> **What the task asks**
Copy all lines below containing "JSON".

(Extracted data entries)
********************

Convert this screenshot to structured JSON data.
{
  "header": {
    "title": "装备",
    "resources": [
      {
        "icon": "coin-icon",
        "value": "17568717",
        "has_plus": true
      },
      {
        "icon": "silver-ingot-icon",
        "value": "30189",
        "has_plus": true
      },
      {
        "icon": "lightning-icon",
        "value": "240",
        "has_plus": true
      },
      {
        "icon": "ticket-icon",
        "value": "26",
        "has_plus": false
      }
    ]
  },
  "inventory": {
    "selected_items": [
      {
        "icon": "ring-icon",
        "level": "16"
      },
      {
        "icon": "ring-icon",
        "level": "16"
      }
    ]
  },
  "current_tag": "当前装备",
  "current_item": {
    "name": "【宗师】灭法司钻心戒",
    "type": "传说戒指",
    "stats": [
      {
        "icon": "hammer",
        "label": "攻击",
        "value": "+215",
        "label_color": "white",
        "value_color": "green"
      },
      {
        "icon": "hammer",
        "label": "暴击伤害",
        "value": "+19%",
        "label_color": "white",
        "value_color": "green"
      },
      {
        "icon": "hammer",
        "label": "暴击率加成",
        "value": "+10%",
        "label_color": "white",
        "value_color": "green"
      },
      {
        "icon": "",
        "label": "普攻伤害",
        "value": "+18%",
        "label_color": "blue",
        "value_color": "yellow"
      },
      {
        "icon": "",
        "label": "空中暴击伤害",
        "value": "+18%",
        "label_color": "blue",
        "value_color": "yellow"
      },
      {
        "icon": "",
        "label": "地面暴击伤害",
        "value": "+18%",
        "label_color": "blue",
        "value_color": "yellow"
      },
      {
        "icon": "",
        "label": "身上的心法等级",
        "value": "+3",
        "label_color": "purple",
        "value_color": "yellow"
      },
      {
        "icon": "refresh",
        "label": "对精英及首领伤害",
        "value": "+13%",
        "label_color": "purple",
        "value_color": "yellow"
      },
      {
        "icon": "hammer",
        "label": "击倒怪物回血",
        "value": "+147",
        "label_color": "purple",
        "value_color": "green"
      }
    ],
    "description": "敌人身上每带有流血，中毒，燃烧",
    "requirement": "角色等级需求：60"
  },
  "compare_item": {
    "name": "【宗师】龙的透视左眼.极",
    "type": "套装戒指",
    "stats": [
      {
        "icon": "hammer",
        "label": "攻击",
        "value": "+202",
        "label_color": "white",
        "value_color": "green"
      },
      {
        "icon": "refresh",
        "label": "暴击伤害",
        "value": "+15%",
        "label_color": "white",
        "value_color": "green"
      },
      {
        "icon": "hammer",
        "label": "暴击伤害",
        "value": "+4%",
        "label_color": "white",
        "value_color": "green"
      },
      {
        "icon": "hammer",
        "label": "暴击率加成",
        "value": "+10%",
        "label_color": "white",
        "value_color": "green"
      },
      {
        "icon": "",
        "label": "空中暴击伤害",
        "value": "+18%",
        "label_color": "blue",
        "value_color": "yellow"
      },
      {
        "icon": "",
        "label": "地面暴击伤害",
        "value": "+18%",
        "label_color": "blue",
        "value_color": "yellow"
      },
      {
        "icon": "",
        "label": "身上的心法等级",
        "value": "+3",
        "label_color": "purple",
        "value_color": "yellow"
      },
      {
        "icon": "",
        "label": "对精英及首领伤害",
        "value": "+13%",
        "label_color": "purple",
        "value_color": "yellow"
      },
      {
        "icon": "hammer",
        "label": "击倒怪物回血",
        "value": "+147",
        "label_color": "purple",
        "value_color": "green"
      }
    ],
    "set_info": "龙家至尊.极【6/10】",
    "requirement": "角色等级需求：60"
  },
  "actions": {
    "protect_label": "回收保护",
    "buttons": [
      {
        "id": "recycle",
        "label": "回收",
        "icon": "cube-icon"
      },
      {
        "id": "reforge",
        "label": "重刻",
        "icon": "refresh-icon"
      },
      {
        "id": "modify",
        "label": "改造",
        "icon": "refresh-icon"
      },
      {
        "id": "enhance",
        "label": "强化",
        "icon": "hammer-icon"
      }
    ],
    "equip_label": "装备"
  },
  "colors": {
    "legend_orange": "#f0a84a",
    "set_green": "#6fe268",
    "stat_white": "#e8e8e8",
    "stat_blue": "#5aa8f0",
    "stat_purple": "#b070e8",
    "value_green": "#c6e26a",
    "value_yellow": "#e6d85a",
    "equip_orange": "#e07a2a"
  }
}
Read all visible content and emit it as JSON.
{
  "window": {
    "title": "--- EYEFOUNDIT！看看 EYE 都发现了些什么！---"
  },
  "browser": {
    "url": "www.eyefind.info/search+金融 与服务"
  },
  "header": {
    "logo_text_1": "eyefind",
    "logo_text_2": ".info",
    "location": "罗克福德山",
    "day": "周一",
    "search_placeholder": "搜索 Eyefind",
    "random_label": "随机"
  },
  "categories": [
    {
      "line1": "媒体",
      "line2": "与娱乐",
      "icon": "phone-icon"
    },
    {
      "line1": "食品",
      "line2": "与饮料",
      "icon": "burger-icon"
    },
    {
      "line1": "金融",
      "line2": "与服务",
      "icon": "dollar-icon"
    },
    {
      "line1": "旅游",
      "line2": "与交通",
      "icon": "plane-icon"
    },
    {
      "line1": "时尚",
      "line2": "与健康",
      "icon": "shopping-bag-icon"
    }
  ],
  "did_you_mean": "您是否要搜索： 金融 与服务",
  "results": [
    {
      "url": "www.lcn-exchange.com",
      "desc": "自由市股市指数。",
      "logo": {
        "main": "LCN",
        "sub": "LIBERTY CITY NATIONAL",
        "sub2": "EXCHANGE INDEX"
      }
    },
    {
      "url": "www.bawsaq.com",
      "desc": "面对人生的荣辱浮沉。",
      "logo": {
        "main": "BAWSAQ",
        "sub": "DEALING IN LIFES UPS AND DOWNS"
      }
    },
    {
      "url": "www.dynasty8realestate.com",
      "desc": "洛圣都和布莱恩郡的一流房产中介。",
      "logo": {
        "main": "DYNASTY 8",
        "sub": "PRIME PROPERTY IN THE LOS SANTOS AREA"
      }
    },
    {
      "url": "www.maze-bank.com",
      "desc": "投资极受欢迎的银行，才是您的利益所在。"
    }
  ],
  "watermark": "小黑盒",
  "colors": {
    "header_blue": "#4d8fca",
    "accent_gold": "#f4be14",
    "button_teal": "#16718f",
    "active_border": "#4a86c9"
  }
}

********************

> **The result**
Convert this screenshot to structured JSON data.
Read all visible content and emit it as JSON.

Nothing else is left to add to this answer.